PAGE EXCERPT:
Concepts of Machine Learning

7 min readOct 9, 2021

This post pertains to the first of a series of blog posts on Machine Learning. The objectives of said series is to complement my studies of the topic as well as sharing information about the concepts and techniques used in Machine Learning (ML) in a non-technical manner. I will, nevertheless, include as much mathematics as needed in the Appendix of each post for the curious reader who would like to explore the topics in further detail.

In this particular post I aim to explain the main concepts of Machine Learning. What is ML? What are the goals? What do we mean by “learning”? What techniques and tools are used to teach machines? These are some of the questions we will be exploring together today. I will start by introducing terminology and notation, and continue to describe the various sub-fields of ML (specifically supervised learning). Let’s get started!

So, if you are reading this article it is reasonable to assume that it is not your first time hearing about Machine Learning. But, what is it really? It sounds fancy, but at the core, it is nothing more than using applied statistics and linear algebra to design algorithms that can learn a specific task without being explicitly programmed. Formally, ML is defined as follows:

A computer program is said to learn from experience E with respect to some class of tasks T and performance measure P, if its performance at tasks T, as measured by P, improves with experience E. ~ Tom Mitchell - “Machine Learning”, 1997.

Don’t scratch your head to hard yet, I want you to keep that definition in mind as we break it down in the following paragraphs. So, what do we mean by experience? Well, it simply is the term used to refer to our dataset. Such dataset, defined as D = {< x[i], y[i] : i ∈ ℕ }, can contain numerical data, categorical data, or a mixture of both. Furthermore, a dataset meant to train an ML algorithm contains two sections: Training sample and Test sample.

DATA PROVIDED:
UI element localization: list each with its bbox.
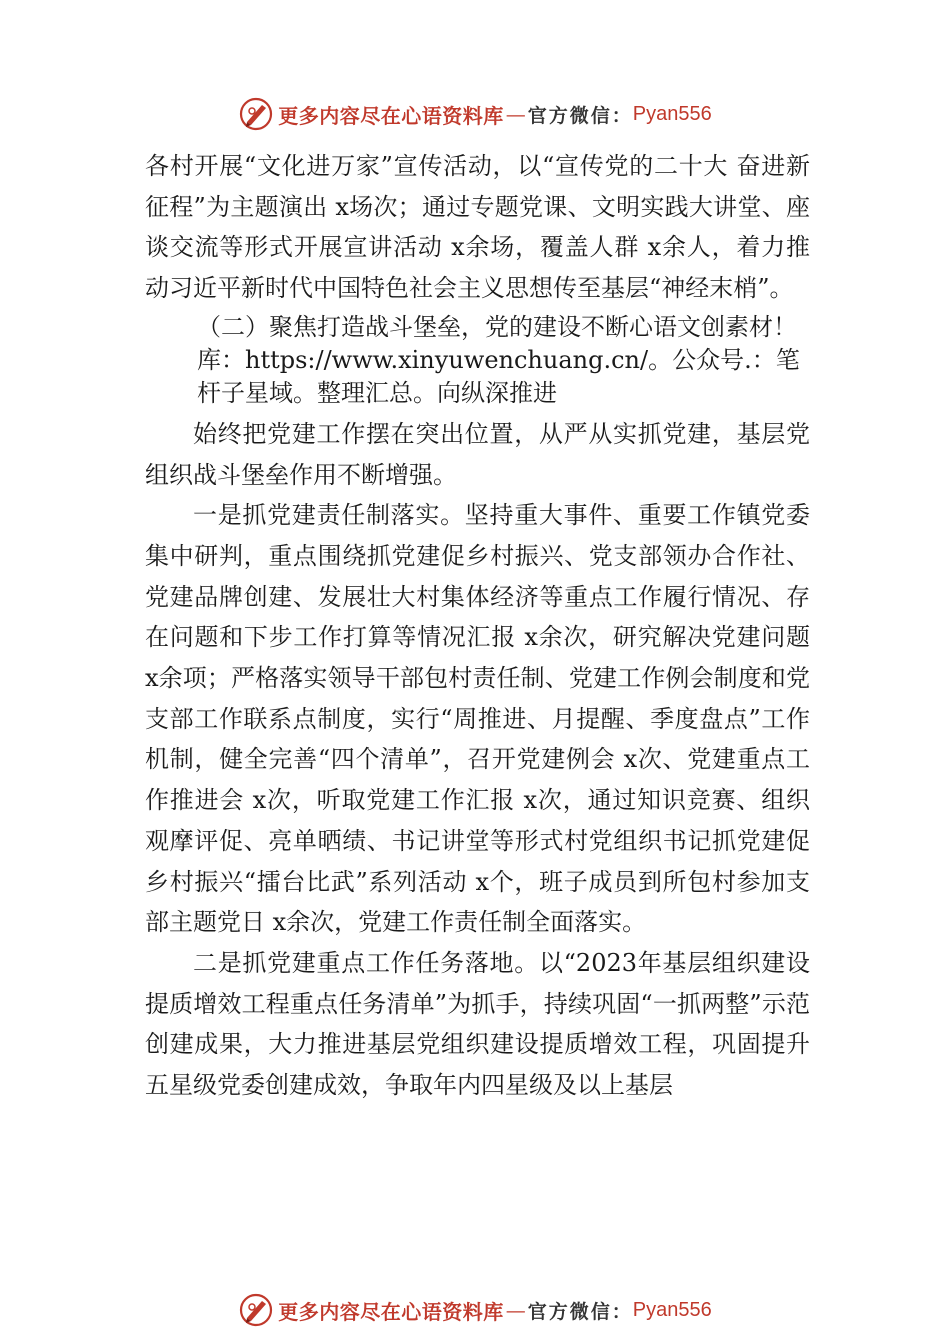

AIM OF THE EXERCISE:
According to the machine learning post above, what two sections does a dataset meant to train an ML algorithm contain?

RESULT FOR THIS TASK:
A training sample and a test sample.